Stored data entries:
§
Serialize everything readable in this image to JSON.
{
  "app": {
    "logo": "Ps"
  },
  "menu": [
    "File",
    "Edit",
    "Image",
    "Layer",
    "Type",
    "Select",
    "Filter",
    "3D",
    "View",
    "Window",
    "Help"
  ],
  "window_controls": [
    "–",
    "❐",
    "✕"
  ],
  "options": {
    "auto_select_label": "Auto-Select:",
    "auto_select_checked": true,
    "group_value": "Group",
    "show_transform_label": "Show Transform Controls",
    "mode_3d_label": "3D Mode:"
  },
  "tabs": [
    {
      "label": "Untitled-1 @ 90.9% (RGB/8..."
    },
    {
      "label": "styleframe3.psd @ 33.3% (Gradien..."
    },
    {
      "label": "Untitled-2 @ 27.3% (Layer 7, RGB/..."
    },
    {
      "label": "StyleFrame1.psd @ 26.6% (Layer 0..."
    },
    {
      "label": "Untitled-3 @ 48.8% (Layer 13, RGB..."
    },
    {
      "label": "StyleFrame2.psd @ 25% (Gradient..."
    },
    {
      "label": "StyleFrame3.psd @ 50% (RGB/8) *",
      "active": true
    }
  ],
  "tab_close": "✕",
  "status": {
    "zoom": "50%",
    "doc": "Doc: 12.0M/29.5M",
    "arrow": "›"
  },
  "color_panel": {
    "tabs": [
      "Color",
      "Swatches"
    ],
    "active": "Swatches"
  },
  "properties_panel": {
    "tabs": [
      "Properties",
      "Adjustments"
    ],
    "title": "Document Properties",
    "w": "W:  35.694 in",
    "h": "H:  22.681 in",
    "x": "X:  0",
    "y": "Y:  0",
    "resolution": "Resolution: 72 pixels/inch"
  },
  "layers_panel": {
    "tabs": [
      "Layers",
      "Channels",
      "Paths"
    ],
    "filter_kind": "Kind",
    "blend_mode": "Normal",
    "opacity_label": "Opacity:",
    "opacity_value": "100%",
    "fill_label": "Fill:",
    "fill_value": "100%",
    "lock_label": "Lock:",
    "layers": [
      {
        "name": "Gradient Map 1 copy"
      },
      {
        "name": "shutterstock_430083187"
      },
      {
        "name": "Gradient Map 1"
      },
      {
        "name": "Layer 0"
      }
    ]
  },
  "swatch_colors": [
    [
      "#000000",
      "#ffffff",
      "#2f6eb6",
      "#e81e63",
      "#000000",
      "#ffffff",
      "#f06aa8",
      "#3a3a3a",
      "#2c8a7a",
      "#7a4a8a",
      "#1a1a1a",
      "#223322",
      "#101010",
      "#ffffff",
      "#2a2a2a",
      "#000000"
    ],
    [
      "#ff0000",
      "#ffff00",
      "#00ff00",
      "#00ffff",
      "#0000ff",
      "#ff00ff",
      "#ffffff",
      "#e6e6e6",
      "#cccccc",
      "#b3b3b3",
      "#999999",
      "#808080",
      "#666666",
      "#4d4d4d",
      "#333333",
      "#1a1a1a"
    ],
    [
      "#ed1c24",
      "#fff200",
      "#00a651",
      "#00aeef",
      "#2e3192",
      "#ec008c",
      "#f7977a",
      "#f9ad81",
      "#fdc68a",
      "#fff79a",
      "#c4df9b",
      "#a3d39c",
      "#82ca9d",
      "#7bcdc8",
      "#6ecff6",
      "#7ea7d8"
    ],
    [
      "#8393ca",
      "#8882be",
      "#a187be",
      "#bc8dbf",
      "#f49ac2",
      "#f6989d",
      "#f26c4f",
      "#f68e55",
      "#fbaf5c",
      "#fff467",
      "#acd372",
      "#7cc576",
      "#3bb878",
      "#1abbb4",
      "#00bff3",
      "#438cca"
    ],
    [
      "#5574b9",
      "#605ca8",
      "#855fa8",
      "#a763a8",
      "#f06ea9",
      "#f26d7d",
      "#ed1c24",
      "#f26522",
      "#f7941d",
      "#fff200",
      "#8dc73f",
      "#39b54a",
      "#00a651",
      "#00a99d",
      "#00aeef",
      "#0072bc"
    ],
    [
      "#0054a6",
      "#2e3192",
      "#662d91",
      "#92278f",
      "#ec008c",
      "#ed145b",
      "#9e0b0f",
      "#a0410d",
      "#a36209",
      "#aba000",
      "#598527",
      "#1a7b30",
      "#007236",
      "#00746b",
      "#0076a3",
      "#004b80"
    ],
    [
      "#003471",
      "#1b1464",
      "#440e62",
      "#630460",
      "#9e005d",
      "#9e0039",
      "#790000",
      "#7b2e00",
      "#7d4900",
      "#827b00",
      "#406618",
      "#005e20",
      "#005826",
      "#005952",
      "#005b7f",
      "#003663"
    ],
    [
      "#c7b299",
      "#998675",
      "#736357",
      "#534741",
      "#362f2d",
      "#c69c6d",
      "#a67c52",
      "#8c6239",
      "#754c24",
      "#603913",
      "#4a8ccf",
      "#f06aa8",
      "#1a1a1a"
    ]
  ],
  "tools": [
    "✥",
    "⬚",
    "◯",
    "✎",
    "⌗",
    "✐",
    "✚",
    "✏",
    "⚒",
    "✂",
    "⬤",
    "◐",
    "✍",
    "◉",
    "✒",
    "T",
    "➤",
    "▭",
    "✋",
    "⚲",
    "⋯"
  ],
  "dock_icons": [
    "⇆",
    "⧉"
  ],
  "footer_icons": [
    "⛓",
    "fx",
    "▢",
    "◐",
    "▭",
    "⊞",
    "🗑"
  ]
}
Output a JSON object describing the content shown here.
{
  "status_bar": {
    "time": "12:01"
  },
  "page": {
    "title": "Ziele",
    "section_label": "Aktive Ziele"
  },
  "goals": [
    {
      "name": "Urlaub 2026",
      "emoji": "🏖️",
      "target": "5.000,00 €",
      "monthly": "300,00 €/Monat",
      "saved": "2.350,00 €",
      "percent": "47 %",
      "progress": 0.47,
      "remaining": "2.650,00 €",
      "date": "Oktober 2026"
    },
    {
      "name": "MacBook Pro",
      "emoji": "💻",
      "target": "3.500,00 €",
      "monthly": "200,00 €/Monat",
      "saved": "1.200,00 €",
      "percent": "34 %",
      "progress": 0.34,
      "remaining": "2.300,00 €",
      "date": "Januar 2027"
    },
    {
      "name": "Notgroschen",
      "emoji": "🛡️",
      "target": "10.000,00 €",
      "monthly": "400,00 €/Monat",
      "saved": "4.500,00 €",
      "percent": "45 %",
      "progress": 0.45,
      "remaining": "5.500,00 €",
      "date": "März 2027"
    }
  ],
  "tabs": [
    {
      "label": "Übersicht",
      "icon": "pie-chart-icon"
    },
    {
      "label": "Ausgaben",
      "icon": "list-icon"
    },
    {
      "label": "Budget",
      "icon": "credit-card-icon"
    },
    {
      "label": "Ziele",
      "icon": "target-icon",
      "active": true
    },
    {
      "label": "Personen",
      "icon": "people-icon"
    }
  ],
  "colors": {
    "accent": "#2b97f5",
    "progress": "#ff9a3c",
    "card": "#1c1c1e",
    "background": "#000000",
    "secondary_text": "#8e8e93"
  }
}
§
▶ Your goal: Pick out the lines that have the word "date". Copy them all.

▶ Output:
      "date": "Oktober 2026"
      "date": "Januar 2027"
      "date": "März 2027"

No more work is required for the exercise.